— START —
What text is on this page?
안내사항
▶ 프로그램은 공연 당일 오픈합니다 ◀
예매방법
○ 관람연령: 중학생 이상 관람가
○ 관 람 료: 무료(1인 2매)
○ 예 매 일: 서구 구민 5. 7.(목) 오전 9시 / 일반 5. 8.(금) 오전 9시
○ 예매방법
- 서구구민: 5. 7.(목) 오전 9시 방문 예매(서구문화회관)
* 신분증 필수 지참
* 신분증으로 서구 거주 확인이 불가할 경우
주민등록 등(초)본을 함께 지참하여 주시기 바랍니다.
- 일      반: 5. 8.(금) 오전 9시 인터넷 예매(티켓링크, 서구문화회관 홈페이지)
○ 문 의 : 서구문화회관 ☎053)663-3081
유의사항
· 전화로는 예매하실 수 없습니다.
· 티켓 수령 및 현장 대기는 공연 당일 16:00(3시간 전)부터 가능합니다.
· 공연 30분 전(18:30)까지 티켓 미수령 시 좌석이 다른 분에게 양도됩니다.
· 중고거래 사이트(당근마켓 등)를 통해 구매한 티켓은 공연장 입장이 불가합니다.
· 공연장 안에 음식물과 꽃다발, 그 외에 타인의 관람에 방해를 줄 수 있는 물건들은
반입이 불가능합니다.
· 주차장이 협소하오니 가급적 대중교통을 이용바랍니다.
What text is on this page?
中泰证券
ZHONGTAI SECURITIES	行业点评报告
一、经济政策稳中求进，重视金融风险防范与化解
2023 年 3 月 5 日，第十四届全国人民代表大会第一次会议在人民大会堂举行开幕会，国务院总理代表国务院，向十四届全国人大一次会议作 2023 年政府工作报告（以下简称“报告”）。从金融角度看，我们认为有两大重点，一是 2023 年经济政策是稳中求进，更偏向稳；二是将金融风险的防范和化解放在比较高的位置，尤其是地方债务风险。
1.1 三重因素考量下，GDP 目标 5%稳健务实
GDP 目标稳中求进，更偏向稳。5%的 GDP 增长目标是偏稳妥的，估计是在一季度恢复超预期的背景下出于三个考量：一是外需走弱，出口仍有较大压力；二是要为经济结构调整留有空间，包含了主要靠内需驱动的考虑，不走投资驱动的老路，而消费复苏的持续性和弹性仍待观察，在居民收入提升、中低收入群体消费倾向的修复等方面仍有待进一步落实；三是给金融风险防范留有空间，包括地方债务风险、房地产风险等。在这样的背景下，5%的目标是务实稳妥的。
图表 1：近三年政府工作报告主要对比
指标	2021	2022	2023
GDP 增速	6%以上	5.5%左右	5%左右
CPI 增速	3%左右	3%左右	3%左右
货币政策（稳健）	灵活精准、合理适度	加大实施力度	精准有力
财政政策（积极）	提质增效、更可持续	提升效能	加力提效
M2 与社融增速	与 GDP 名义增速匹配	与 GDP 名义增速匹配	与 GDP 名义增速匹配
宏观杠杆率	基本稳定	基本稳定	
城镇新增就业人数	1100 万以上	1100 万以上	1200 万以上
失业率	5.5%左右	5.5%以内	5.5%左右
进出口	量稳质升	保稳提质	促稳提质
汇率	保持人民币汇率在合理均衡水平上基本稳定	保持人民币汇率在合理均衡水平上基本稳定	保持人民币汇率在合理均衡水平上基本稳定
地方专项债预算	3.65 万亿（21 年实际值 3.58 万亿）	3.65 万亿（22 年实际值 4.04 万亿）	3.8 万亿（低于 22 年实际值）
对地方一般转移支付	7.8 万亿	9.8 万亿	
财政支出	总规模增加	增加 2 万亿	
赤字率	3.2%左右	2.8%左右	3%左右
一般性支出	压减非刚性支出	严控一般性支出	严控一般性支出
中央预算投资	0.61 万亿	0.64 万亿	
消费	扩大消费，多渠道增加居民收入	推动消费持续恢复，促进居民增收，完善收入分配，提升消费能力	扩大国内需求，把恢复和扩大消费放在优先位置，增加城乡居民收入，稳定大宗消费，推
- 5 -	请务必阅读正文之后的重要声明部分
— END —
### The exercise
In the entries above, count every line containing the word "更偏向稳". Write only the total.

### Expected answer
2